(Data items)
★ ★ ★ ★ ★
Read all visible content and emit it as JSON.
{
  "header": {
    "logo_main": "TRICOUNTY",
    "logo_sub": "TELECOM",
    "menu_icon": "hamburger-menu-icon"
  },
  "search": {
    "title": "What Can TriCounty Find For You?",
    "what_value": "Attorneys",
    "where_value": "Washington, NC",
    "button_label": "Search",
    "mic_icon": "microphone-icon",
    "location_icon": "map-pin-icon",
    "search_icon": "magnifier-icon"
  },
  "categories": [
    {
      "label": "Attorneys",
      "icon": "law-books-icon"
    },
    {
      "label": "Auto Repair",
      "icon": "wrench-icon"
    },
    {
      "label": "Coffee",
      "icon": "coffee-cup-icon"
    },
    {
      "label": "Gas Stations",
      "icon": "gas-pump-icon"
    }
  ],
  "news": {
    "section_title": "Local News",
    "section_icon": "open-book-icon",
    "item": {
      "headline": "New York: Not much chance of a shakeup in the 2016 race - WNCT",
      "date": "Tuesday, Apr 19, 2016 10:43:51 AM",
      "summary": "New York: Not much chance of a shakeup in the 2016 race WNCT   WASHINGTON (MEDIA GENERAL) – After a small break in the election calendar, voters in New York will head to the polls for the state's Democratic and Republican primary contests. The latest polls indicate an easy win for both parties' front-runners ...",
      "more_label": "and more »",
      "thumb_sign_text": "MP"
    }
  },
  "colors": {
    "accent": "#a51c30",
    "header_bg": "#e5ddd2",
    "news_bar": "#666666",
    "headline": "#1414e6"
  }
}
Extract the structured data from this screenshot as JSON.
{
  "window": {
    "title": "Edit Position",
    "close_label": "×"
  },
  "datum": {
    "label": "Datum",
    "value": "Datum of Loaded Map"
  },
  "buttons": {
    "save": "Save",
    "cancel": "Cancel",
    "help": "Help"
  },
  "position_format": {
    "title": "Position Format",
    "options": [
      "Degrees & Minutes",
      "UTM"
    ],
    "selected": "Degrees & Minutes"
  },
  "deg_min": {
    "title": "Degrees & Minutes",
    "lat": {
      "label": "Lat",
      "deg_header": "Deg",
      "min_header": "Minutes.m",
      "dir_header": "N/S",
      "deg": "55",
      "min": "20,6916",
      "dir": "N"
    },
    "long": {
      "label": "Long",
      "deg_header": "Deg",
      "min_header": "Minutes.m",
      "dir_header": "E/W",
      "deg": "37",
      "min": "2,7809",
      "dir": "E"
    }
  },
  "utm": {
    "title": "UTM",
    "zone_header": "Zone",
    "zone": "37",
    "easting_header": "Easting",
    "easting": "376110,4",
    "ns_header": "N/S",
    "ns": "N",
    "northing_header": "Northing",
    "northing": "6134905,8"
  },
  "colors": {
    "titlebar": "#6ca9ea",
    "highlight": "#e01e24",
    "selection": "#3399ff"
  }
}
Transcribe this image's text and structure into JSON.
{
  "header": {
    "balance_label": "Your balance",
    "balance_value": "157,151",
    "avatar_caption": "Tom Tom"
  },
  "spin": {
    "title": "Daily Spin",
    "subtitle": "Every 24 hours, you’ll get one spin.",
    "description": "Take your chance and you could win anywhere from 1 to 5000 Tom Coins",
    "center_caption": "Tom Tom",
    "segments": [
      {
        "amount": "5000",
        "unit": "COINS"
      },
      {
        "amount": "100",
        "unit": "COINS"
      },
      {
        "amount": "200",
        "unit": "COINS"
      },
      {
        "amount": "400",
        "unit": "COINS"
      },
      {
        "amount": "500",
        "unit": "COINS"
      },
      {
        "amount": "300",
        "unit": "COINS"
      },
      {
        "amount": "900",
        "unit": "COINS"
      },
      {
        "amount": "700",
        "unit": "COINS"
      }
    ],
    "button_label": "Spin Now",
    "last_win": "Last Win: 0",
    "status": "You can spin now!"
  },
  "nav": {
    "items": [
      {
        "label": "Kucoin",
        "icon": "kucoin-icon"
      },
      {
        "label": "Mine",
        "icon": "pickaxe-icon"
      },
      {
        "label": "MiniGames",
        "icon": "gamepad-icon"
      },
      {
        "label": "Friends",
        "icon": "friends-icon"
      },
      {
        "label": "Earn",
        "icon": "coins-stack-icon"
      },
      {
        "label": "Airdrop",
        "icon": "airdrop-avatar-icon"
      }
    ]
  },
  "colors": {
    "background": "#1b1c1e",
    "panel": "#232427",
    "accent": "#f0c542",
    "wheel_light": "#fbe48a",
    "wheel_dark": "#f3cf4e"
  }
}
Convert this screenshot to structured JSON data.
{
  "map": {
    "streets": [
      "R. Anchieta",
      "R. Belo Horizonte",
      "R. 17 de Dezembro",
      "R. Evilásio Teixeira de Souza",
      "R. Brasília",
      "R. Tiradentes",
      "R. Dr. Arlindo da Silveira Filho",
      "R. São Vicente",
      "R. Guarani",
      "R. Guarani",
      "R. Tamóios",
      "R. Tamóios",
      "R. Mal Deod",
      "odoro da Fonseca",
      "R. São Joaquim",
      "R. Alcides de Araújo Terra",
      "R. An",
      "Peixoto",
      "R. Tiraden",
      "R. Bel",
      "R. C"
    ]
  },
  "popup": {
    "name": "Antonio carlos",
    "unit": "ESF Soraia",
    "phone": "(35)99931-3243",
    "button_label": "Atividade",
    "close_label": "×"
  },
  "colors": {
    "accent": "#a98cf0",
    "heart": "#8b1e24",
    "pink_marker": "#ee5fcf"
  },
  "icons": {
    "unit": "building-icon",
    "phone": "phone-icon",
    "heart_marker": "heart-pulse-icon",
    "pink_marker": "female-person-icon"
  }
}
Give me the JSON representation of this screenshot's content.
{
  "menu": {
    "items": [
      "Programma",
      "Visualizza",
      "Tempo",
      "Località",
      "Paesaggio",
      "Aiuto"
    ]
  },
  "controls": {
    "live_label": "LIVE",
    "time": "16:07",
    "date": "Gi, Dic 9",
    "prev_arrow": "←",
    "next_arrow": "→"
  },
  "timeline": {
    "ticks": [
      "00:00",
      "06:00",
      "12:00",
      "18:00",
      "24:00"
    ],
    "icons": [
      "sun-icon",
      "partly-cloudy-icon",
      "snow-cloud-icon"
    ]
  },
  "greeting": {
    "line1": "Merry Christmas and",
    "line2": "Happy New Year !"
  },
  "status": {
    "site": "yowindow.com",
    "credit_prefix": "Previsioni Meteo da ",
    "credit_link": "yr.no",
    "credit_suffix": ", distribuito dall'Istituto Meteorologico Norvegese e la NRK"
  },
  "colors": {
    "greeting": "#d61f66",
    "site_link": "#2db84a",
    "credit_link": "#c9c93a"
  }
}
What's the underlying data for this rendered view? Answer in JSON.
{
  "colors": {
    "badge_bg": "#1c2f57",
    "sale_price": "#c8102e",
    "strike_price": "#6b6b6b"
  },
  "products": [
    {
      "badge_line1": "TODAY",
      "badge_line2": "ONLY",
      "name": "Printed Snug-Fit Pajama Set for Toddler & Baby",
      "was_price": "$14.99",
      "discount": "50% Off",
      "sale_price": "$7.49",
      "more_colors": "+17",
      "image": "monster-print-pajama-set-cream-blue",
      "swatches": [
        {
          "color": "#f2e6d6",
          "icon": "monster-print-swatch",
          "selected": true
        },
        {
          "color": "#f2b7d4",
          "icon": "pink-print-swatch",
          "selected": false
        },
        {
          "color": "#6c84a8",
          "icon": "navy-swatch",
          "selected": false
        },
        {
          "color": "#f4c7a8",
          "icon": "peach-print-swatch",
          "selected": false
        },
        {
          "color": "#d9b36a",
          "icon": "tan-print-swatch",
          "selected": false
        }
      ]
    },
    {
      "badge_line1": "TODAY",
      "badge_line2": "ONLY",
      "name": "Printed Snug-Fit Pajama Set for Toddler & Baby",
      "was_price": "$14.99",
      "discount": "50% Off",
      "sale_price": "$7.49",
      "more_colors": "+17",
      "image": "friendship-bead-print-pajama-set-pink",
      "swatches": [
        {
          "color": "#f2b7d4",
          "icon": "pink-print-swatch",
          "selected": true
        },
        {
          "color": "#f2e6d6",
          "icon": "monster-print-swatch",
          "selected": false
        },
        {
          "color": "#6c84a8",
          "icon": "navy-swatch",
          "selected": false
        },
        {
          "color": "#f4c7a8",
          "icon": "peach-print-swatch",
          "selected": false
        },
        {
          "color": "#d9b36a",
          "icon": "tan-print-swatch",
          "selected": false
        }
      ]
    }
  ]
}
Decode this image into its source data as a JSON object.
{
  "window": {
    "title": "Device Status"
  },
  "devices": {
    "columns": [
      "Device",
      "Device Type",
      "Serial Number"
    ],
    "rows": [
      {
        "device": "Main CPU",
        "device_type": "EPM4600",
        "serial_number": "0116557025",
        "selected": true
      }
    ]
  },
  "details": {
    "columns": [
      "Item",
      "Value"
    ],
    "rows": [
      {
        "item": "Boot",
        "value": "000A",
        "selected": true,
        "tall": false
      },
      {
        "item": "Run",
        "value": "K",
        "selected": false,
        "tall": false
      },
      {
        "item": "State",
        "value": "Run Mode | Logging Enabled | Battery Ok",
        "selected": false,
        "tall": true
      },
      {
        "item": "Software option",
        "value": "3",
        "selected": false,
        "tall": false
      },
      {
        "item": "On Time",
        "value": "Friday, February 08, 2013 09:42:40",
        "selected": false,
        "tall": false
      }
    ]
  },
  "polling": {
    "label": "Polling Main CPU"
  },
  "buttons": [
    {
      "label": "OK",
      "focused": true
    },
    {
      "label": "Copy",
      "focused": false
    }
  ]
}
★ ★ ★ ★ ★
= PROBLEM DESCRIPTION =
Extract each line holding the word "content" from the records.

= EXERCISE OUTPUT =
Read all visible content and emit it as JSON.
Give me the JSON representation of this screenshot's content.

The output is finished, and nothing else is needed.